======== Supplied text ========
10. A dispersion strengthened mechanically alloyed aluminum-base alloy consisting essentially, by weight, of about 2 to about 2.5% lithium, a small but effective amount for increased strength up to about 3% oxygen, a small but effective amount for increased strength up to about 2% carbon, at least one element selected from the group consisting of copper and magnesium, said copper being present in an amount of up to about 2.0% and said magnesium being selected from an amount up to about 2.5%, provided that when the alloy is copper-free the magnesium content is above 1%, and the balance essentially aluminum, said alloy containing about 3 to about 7 volume % dispersoid, said alloys being characterized in the consolidated, solution treated, aged condition by a room temperature 0.2% yield strength of at least 345 MPa and an elongation of at least 3%.
11. A dispersion strengthened mechanically alloyed aluminum-base alloy consisting essentially, by weight, of about 1 to about 1.5% lithium, a small but effective amount for increased strength up to about 3% oxygen, a small but effective amount for increased strength up to about 2% carbon, about 2 to about 4% magnesium, and the balance essentially aluminum, said alloy containing about 3 to about 7 volume % dispersoid, and said alloy being characterized in the consolidated state by a room temperature 0.2% yield strength of at least 345MPa and an elongation of at least 4%.
======== Input data ========
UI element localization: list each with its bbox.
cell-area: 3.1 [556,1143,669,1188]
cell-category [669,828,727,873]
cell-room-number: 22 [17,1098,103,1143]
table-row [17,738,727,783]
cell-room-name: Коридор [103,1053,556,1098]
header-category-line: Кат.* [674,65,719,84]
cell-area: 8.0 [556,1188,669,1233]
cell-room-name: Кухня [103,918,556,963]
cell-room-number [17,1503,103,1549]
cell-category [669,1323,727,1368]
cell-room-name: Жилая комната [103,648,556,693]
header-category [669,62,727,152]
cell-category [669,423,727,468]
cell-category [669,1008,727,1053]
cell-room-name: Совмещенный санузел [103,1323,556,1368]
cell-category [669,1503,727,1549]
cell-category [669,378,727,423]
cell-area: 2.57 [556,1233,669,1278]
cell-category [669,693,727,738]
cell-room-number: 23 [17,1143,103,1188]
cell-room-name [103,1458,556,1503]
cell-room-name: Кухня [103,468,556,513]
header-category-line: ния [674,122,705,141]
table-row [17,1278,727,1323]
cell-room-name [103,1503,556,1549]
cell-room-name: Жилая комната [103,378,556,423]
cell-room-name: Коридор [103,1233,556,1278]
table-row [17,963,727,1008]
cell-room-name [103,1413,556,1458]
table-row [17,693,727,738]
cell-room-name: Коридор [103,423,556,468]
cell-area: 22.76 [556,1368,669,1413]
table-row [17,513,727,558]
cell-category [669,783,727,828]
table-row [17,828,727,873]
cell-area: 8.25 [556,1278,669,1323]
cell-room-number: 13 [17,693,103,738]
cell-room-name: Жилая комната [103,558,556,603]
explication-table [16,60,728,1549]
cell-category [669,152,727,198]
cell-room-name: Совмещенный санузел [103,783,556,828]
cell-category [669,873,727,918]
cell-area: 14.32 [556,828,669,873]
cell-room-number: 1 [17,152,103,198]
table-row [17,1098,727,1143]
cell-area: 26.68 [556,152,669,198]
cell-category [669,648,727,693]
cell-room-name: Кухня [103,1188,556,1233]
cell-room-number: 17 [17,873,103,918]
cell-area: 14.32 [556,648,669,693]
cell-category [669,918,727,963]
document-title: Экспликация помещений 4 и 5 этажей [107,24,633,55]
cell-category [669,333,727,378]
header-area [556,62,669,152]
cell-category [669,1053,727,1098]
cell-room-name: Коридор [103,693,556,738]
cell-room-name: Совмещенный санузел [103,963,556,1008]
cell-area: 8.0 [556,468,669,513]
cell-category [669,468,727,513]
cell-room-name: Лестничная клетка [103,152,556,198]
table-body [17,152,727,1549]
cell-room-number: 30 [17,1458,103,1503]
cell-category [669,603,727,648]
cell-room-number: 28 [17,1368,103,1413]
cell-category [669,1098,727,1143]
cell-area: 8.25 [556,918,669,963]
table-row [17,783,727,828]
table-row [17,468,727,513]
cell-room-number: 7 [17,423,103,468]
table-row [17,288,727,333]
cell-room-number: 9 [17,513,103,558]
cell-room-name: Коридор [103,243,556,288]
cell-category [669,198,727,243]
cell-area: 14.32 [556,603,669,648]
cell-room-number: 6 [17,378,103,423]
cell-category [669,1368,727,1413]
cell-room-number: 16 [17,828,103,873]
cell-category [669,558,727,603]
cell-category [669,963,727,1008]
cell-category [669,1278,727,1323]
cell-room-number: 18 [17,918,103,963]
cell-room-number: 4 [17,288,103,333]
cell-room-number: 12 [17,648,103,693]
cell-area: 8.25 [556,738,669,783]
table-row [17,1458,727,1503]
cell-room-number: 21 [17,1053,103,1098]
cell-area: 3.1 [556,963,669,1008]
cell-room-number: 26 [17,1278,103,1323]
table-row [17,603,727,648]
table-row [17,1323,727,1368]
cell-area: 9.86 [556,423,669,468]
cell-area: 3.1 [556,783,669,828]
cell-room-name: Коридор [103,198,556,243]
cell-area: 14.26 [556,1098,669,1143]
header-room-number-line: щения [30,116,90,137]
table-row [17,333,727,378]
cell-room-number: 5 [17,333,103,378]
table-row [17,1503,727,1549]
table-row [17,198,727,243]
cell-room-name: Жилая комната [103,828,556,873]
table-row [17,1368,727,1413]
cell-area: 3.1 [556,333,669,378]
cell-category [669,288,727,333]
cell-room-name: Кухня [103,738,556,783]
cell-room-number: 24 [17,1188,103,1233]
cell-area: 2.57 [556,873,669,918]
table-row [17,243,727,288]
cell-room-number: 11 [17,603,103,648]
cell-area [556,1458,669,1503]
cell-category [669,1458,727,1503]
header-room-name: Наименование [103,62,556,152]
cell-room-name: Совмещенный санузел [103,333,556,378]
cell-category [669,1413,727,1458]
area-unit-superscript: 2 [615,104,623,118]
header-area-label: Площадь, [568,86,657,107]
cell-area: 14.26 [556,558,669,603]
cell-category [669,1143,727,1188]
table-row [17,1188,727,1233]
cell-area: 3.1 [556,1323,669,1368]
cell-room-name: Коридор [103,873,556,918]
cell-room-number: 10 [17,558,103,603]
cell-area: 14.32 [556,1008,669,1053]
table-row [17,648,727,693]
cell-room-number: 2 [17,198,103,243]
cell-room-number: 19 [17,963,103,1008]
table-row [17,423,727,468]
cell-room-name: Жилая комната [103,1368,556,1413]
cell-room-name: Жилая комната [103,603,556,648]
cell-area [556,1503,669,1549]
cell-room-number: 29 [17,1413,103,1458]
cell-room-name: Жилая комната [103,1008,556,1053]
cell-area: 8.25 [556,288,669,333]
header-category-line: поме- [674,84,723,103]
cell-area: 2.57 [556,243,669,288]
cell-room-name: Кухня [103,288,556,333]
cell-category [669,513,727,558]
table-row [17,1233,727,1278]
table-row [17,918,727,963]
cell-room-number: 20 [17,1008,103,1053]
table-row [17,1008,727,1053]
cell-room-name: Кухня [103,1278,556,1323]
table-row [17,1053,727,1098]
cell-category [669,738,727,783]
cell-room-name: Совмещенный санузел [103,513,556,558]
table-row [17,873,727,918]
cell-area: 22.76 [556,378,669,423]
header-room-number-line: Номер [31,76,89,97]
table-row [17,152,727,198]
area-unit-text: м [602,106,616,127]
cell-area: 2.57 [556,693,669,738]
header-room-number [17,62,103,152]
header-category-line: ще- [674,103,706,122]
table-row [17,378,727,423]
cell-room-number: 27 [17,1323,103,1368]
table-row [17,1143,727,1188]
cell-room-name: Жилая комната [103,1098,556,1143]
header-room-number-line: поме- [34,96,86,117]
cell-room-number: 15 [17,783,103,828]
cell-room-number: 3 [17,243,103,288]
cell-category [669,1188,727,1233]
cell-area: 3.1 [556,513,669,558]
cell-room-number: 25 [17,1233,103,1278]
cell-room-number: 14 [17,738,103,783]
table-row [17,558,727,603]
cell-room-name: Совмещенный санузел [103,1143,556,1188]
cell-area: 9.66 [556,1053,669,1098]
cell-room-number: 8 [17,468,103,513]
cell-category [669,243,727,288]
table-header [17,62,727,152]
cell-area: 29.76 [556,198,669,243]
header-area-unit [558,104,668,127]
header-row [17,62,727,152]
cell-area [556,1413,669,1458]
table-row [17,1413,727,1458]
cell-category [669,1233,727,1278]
========
> **The problem**
In the aluminum alloy text, what magnesium content is given for the alloy with "about 1 to about 1.5% lithium"?

> **Completed exercise**
About 2 to about 4% magnesium by weight.